● Exercise: Repeat the records below exactly, leaving out every picture.

● Data extract:
↓

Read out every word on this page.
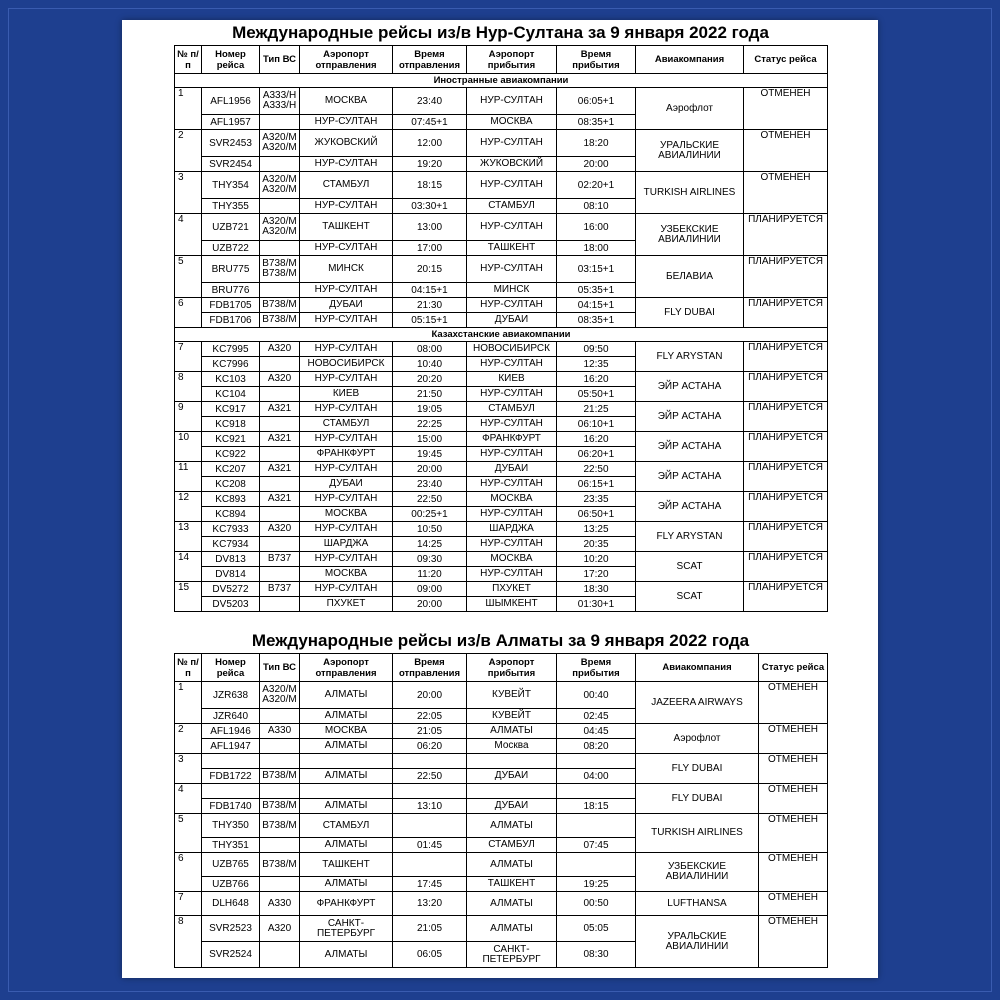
Международные рейсы из/в Нур-Султана за 9 января 2022 года
№ п/п	Номер рейса	Тип ВС	Аэропорт отправления	Время отправления	Аэропорт прибытия	Время прибытия	Авиакомпания	Статус рейса
Иностранные авиакомпании								
1	AFL1956	A333/H A333/H	МОСКВА	23:40	НУР-СУЛТАН	06:05+1	Аэрофлот	ОТМЕНЕН
	AFL1957		НУР-СУЛТАН	07:45+1	МОСКВА	08:35+1		
2	SVR2453	A320/M A320/M	ЖУКОВСКИЙ	12:00	НУР-СУЛТАН	18:20	УРАЛЬСКИЕ АВИАЛИНИИ	ОТМЕНЕН
	SVR2454		НУР-СУЛТАН	19:20	ЖУКОВСКИЙ	20:00		
3	THY354	A320/M A320/M	СТАМБУЛ	18:15	НУР-СУЛТАН	02:20+1	TURKISH AIRLINES	ОТМЕНЕН
	THY355		НУР-СУЛТАН	03:30+1	СТАМБУЛ	08:10		
4	UZB721	A320/M A320/M	ТАШКЕНТ	13:00	НУР-СУЛТАН	16:00	УЗБЕКСКИЕ АВИАЛИНИИ	ПЛАНИРУЕТСЯ
	UZB722		НУР-СУЛТАН	17:00	ТАШКЕНТ	18:00		
5	BRU775	B738/M B738/M	МИНСК	20:15	НУР-СУЛТАН	03:15+1	БЕЛАВИА	ПЛАНИРУЕТСЯ
	BRU776		НУР-СУЛТАН	04:15+1	МИНСК	05:35+1		
6	FDB1705	B738/M	ДУБАИ	21:30	НУР-СУЛТАН	04:15+1	FLY DUBAI	ПЛАНИРУЕТСЯ
	FDB1706	B738/M	НУР-СУЛТАН	05:15+1	ДУБАИ	08:35+1		
Казахстанские авиакомпании								
7	KC7995	A320	НУР-СУЛТАН	08:00	НОВОСИБИРСК	09:50	FLY ARYSTAN	ПЛАНИРУЕТСЯ
	KC7996		НОВОСИБИРСК	10:40	НУР-СУЛТАН	12:35		
8	KC103	A320	НУР-СУЛТАН	20:20	КИЕВ	16:20	ЭЙР АСТАНА	ПЛАНИРУЕТСЯ
	KC104		КИЕВ	21:50	НУР-СУЛТАН	05:50+1		
9	KC917	A321	НУР-СУЛТАН	19:05	СТАМБУЛ	21:25	ЭЙР АСТАНА	ПЛАНИРУЕТСЯ
	KC918		СТАМБУЛ	22:25	НУР-СУЛТАН	06:10+1		
10	KC921	A321	НУР-СУЛТАН	15:00	ФРАНКФУРТ	16:20	ЭЙР АСТАНА	ПЛАНИРУЕТСЯ
	KC922		ФРАНКФУРТ	19:45	НУР-СУЛТАН	06:20+1		
11	KC207	A321	НУР-СУЛТАН	20:00	ДУБАИ	22:50	ЭЙР АСТАНА	ПЛАНИРУЕТСЯ
	KC208		ДУБАИ	23:40	НУР-СУЛТАН	06:15+1		
12	KC893	A321	НУР-СУЛТАН	22:50	МОСКВА	23:35	ЭЙР АСТАНА	ПЛАНИРУЕТСЯ
	KC894		МОСКВА	00:25+1	НУР-СУЛТАН	06:50+1		
13	KC7933	A320	НУР-СУЛТАН	10:50	ШАРДЖА	13:25	FLY ARYSTAN	ПЛАНИРУЕТСЯ
	KC7934		ШАРДЖА	14:25	НУР-СУЛТАН	20:35		
14	DV813	B737	НУР-СУЛТАН	09:30	МОСКВА	10:20	SCAT	ПЛАНИРУЕТСЯ
	DV814		МОСКВА	11:20	НУР-СУЛТАН	17:20		
15	DV5272	B737	НУР-СУЛТАН	09:00	ПХУКЕТ	18:30	SCAT	ПЛАНИРУЕТСЯ
	DV5203		ПХУКЕТ	20:00	ШЫМКЕНТ	01:30+1		
Международные рейсы из/в Алматы за 9 января 2022 года
№ п/п	Номер рейса	Тип ВС	Аэропорт отправления	Время отправления	Аэропорт прибытия	Время прибытия	Авиакомпания	Статус рейса
1	JZR638	A320/M A320/M	АЛМАТЫ	20:00	КУВЕЙТ	00:40	JAZEERA AIRWAYS	ОТМЕНЕН
	JZR640		АЛМАТЫ	22:05	КУВЕЙТ	02:45		
2	AFL1946	A330	МОСКВА	21:05	АЛМАТЫ	04:45	Аэрофлот	ОТМЕНЕН
	AFL1947		АЛМАТЫ	06:20	Москва	08:20		
3							FLY DUBAI	ОТМЕНЕН
	FDB1722	B738/M	АЛМАТЫ	22:50	ДУБАИ	04:00		
4							FLY DUBAI	ОТМЕНЕН
	FDB1740	B738/M	АЛМАТЫ	13:10	ДУБАИ	18:15		
5	THY350	B738/M	СТАМБУЛ		АЛМАТЫ		TURKISH AIRLINES	ОТМЕНЕН
	THY351		АЛМАТЫ	01:45	СТАМБУЛ	07:45		
6	UZB765	B738/M	ТАШКЕНТ		АЛМАТЫ		УЗБЕКСКИЕ АВИАЛИНИИ	ОТМЕНЕН
	UZB766		АЛМАТЫ	17:45	ТАШКЕНТ	19:25		
7	DLH648	A330	ФРАНКФУРТ	13:20	АЛМАТЫ	00:50	LUFTHANSA	ОТМЕНЕН
8	SVR2523	A320	САНКТ-ПЕТЕРБУРГ	21:05	АЛМАТЫ	05:05	УРАЛЬСКИЕ АВИАЛИНИИ	ОТМЕНЕН
	SVR2524		АЛМАТЫ	06:05	САНКТ-ПЕТЕРБУРГ	08:30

↑

● Exercise solution:
Read out every word on this page.
Международные рейсы из/в Нур-Султана за 9 января 2022 года
№ п/п	Номер рейса	Тип ВС	Аэропорт отправления	Время отправления	Аэропорт прибытия	Время прибытия	Авиакомпания	Статус рейса
Иностранные авиакомпании								
1	AFL1956	A333/H A333/H	МОСКВА	23:40	НУР-СУЛТАН	06:05+1	Аэрофлот	ОТМЕНЕН
	AFL1957		НУР-СУЛТАН	07:45+1	МОСКВА	08:35+1		
2	SVR2453	A320/M A320/M	ЖУКОВСКИЙ	12:00	НУР-СУЛТАН	18:20	УРАЛЬСКИЕ АВИАЛИНИИ	ОТМЕНЕН
	SVR2454		НУР-СУЛТАН	19:20	ЖУКОВСКИЙ	20:00		
3	THY354	A320/M A320/M	СТАМБУЛ	18:15	НУР-СУЛТАН	02:20+1	TURKISH AIRLINES	ОТМЕНЕН
	THY355		НУР-СУЛТАН	03:30+1	СТАМБУЛ	08:10		
4	UZB721	A320/M A320/M	ТАШКЕНТ	13:00	НУР-СУЛТАН	16:00	УЗБЕКСКИЕ АВИАЛИНИИ	ПЛАНИРУЕТСЯ
	UZB722		НУР-СУЛТАН	17:00	ТАШКЕНТ	18:00		
5	BRU775	B738/M B738/M	МИНСК	20:15	НУР-СУЛТАН	03:15+1	БЕЛАВИА	ПЛАНИРУЕТСЯ
	BRU776		НУР-СУЛТАН	04:15+1	МИНСК	05:35+1		
6	FDB1705	B738/M	ДУБАИ	21:30	НУР-СУЛТАН	04:15+1	FLY DUBAI	ПЛАНИРУЕТСЯ
	FDB1706	B738/M	НУР-СУЛТАН	05:15+1	ДУБАИ	08:35+1		
Казахстанские авиакомпании								
7	KC7995	A320	НУР-СУЛТАН	08:00	НОВОСИБИРСК	09:50	FLY ARYSTAN	ПЛАНИРУЕТСЯ
	KC7996		НОВОСИБИРСК	10:40	НУР-СУЛТАН	12:35		
8	KC103	A320	НУР-СУЛТАН	20:20	КИЕВ	16:20	ЭЙР АСТАНА	ПЛАНИРУЕТСЯ
	KC104		КИЕВ	21:50	НУР-СУЛТАН	05:50+1		
9	KC917	A321	НУР-СУЛТАН	19:05	СТАМБУЛ	21:25	ЭЙР АСТАНА	ПЛАНИРУЕТСЯ
	KC918		СТАМБУЛ	22:25	НУР-СУЛТАН	06:10+1		
10	KC921	A321	НУР-СУЛТАН	15:00	ФРАНКФУРТ	16:20	ЭЙР АСТАНА	ПЛАНИРУЕТСЯ
	KC922		ФРАНКФУРТ	19:45	НУР-СУЛТАН	06:20+1		
11	KC207	A321	НУР-СУЛТАН	20:00	ДУБАИ	22:50	ЭЙР АСТАНА	ПЛАНИРУЕТСЯ
	KC208		ДУБАИ	23:40	НУР-СУЛТАН	06:15+1		
12	KC893	A321	НУР-СУЛТАН	22:50	МОСКВА	23:35	ЭЙР АСТАНА	ПЛАНИРУЕТСЯ
	KC894		МОСКВА	00:25+1	НУР-СУЛТАН	06:50+1		
13	KC7933	A320	НУР-СУЛТАН	10:50	ШАРДЖА	13:25	FLY ARYSTAN	ПЛАНИРУЕТСЯ
	KC7934		ШАРДЖА	14:25	НУР-СУЛТАН	20:35		
14	DV813	B737	НУР-СУЛТАН	09:30	МОСКВА	10:20	SCAT	ПЛАНИРУЕТСЯ
	DV814		МОСКВА	11:20	НУР-СУЛТАН	17:20		
15	DV5272	B737	НУР-СУЛТАН	09:00	ПХУКЕТ	18:30	SCAT	ПЛАНИРУЕТСЯ
	DV5203		ПХУКЕТ	20:00	ШЫМКЕНТ	01:30+1		
Международные рейсы из/в Алматы за 9 января 2022 года
№ п/п	Номер рейса	Тип ВС	Аэропорт отправления	Время отправления	Аэропорт прибытия	Время прибытия	Авиакомпания	Статус рейса
1	JZR638	A320/M A320/M	АЛМАТЫ	20:00	КУВЕЙТ	00:40	JAZEERA AIRWAYS	ОТМЕНЕН
	JZR640		АЛМАТЫ	22:05	КУВЕЙТ	02:45		
2	AFL1946	A330	МОСКВА	21:05	АЛМАТЫ	04:45	Аэрофлот	ОТМЕНЕН
	AFL1947		АЛМАТЫ	06:20	Москва	08:20		
3							FLY DUBAI	ОТМЕНЕН
	FDB1722	B738/M	АЛМАТЫ	22:50	ДУБАИ	04:00		
4							FLY DUBAI	ОТМЕНЕН
	FDB1740	B738/M	АЛМАТЫ	13:10	ДУБАИ	18:15		
5	THY350	B738/M	СТАМБУЛ		АЛМАТЫ		TURKISH AIRLINES	ОТМЕНЕН
	THY351		АЛМАТЫ	01:45	СТАМБУЛ	07:45		
6	UZB765	B738/M	ТАШКЕНТ		АЛМАТЫ		УЗБЕКСКИЕ АВИАЛИНИИ	ОТМЕНЕН
	UZB766		АЛМАТЫ	17:45	ТАШКЕНТ	19:25		
7	DLH648	A330	ФРАНКФУРТ	13:20	АЛМАТЫ	00:50	LUFTHANSA	ОТМЕНЕН
8	SVR2523	A320	САНКТ-ПЕТЕРБУРГ	21:05	АЛМАТЫ	05:05	УРАЛЬСКИЕ АВИАЛИНИИ	ОТМЕНЕН
	SVR2524		АЛМАТЫ	06:05	САНКТ-ПЕТЕРБУРГ	08:30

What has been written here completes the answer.